→ **Aim**
Gather all lines from the material that contain "chevron".

══ Supplied records

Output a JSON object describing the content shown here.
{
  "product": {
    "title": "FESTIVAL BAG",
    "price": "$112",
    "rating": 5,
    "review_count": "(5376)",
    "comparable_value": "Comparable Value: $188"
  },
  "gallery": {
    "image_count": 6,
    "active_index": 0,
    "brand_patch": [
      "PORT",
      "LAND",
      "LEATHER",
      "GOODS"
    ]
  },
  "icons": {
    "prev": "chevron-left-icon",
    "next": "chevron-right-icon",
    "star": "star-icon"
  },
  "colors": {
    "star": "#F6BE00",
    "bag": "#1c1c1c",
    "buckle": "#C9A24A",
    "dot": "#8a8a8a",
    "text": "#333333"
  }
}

════
══ Supplied records

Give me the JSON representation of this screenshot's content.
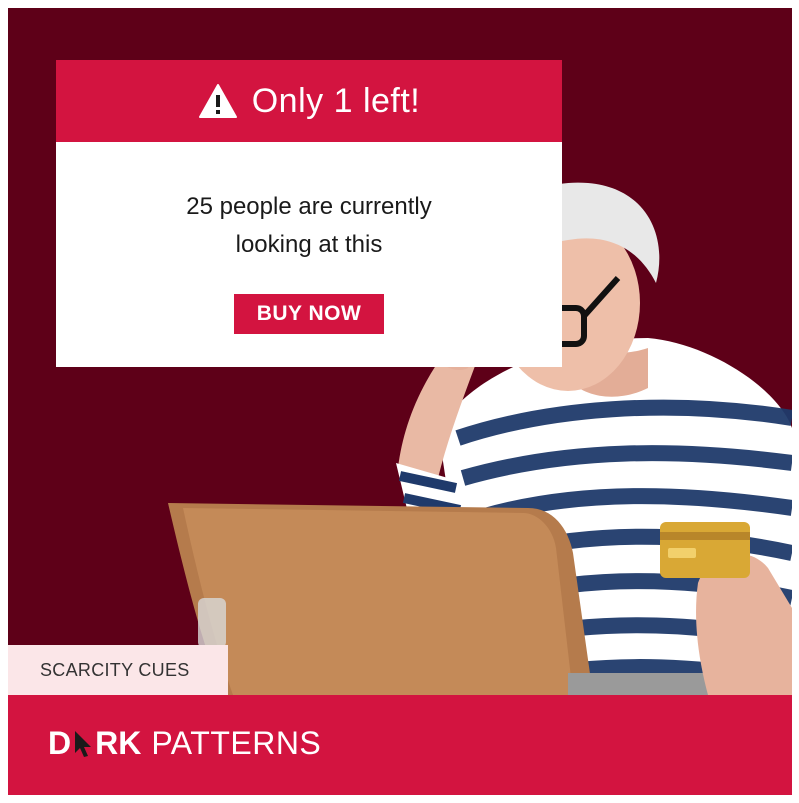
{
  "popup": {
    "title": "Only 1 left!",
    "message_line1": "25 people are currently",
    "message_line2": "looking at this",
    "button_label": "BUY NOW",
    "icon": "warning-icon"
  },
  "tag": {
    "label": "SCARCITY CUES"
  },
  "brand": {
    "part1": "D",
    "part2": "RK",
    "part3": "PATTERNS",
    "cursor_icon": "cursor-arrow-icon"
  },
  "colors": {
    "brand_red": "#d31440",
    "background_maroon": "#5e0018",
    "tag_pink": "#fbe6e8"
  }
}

════
══ Supplied records

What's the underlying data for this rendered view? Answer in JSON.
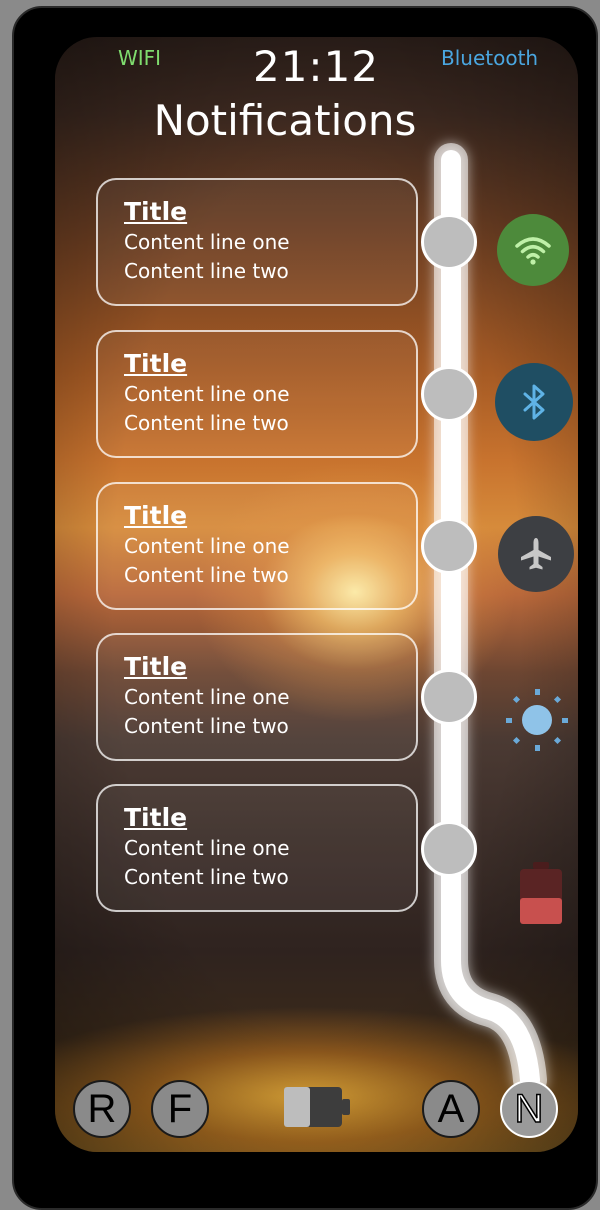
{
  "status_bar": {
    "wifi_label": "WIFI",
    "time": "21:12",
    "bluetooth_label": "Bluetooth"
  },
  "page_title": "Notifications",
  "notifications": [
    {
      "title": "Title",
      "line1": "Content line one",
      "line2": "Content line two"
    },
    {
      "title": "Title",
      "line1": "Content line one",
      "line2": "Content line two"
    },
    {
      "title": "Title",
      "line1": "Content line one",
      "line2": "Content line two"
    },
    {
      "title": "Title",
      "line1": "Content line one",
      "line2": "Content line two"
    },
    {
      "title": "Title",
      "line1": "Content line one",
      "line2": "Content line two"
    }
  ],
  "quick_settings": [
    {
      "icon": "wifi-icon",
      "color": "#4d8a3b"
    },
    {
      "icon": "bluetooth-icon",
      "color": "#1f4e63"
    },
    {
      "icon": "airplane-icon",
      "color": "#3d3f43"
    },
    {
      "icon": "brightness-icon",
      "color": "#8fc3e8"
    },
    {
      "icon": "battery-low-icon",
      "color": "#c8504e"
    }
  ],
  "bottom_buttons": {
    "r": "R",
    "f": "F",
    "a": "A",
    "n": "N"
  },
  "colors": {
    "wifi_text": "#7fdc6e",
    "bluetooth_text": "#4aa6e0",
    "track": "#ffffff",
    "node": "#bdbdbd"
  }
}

════

→ **Output of the exercise**
    "prev": "chevron-left-icon",
    "next": "chevron-right-icon",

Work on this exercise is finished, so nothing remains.